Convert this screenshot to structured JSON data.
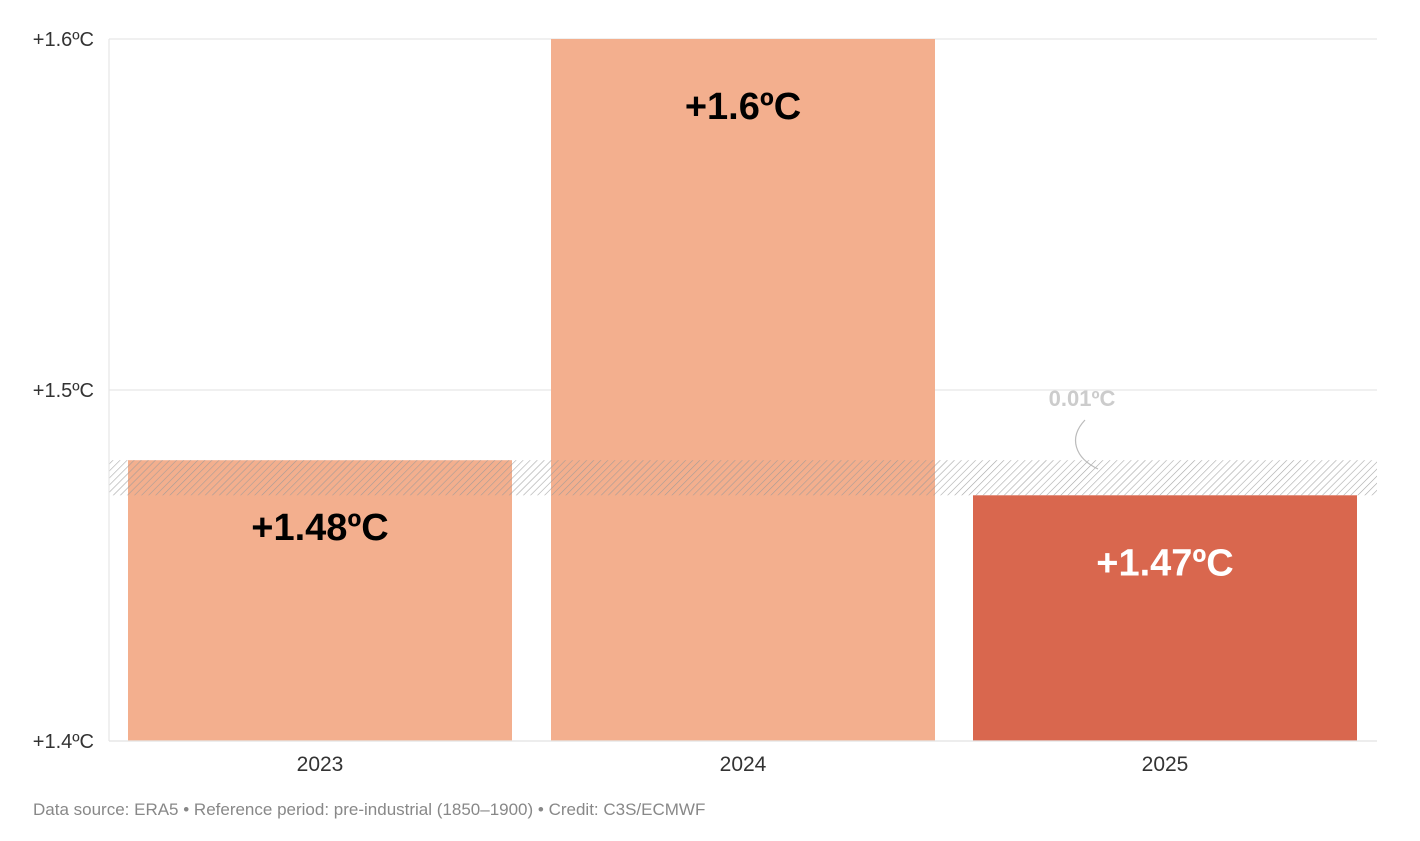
{
  "chart_data": {
    "type": "bar",
    "categories": [
      "2023",
      "2024",
      "2025"
    ],
    "values": [
      1.48,
      1.6,
      1.47
    ],
    "value_labels": [
      "+1.48ºC",
      "+1.6ºC",
      "+1.47ºC"
    ],
    "ylim": [
      1.4,
      1.6
    ],
    "yticks": [
      1.4,
      1.5,
      1.6
    ],
    "ytick_labels": [
      "+1.4ºC",
      "+1.5ºC",
      "+1.6ºC"
    ],
    "grid": true,
    "highlight_band": {
      "from": 1.47,
      "to": 1.48,
      "label": "0.01ºC"
    },
    "colors": {
      "bar_default": "#f3af8e",
      "bar_highlight": "#d9674e",
      "label_dark": "#000000",
      "label_light": "#ffffff",
      "grid": "#e6e6e6",
      "hatch": "#999999"
    },
    "highlight_index": 2
  },
  "footer": {
    "source": "Data source: ERA5 • Reference period: pre-industrial (1850–1900) • Credit: C3S/ECMWF"
  }
}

(WORK REQUIRED)
Extract the text of all the records above verbatim, excluding pictures.

(REPLY TO THE EXERCISE)
Convert this screenshot to structured JSON data.
{
  "chart_data": {
    "type": "bar",
    "categories": [
      "2023",
      "2024",
      "2025"
    ],
    "values": [
      1.48,
      1.6,
      1.47
    ],
    "value_labels": [
      "+1.48ºC",
      "+1.6ºC",
      "+1.47ºC"
    ],
    "ylim": [
      1.4,
      1.6
    ],
    "yticks": [
      1.4,
      1.5,
      1.6
    ],
    "ytick_labels": [
      "+1.4ºC",
      "+1.5ºC",
      "+1.6ºC"
    ],
    "grid": true,
    "highlight_band": {
      "from": 1.47,
      "to": 1.48,
      "label": "0.01ºC"
    },
    "colors": {
      "bar_default": "#f3af8e",
      "bar_highlight": "#d9674e",
      "label_dark": "#000000",
      "label_light": "#ffffff",
      "grid": "#e6e6e6",
      "hatch": "#999999"
    },
    "highlight_index": 2
  },
  "footer": {
    "source": "Data source: ERA5 • Reference period: pre-industrial (1850–1900) • Credit: C3S/ECMWF"
  }
}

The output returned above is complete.